## YOUR GOAL:
Gather every line of the entries that includes the word "haben".
[Start of DATA FOR THE TASK]
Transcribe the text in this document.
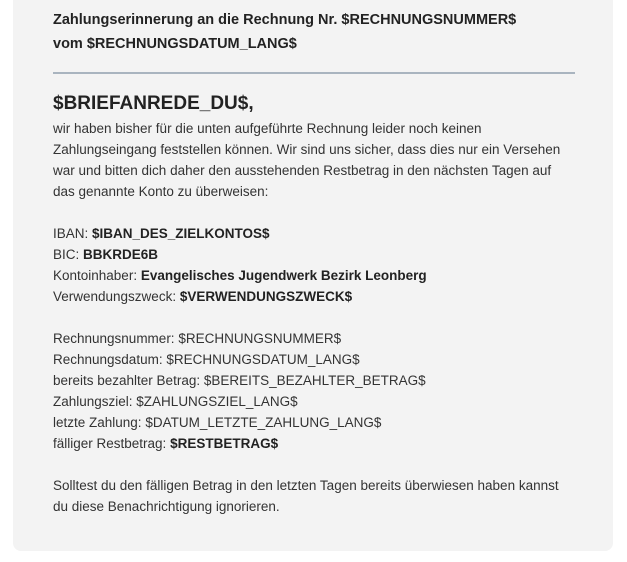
Zahlungserinnerung an die Rechnung Nr. $RECHNUNGSNUMMER$
vom $RECHNUNGSDATUM_LANG$
$BRIEFANREDE_DU$,

wir haben bisher für die unten aufgeführte Rechnung leider noch keinen Zahlungseingang feststellen können. Wir sind uns sicher, dass dies nur ein Versehen war und bitten dich daher den ausstehenden Restbetrag in den nächsten Tagen auf das genannte Konto zu überweisen:

IBAN: $IBAN_DES_ZIELKONTOS$
BIC: BBKRDE6B
Kontoinhaber: Evangelisches Jugendwerk Bezirk Leonberg
Verwendungszweck: $VERWENDUNGSZWECK$
Rechnungsnummer: $RECHNUNGSNUMMER$
Rechnungsdatum: $RECHNUNGSDATUM_LANG$
bereits bezahlter Betrag: $BEREITS_BEZAHLTER_BETRAG$
Zahlungsziel: $ZAHLUNGSZIEL_LANG$
letzte Zahlung: $DATUM_LETZTE_ZAHLUNG_LANG$
fälliger Restbetrag: $RESTBETRAG$

Solltest du den fälligen Betrag in den letzten Tagen bereits überwiesen haben kannst du diese Benachrichtigung ignorieren.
[End of DATA FOR THE TASK]
## TASK ANSWER:
wir haben bisher für die unten aufgeführte Rechnung leider noch keinen Zahlungseingang feststellen können. Wir sind uns sicher, dass dies nur ein Versehen war und bitten dich daher den ausstehenden Restbetrag in den nächsten Tagen auf das genannte Konto zu überweisen:
Solltest du den fälligen Betrag in den letzten Tagen bereits überwiesen haben kannst du diese Benachrichtigung ignorieren.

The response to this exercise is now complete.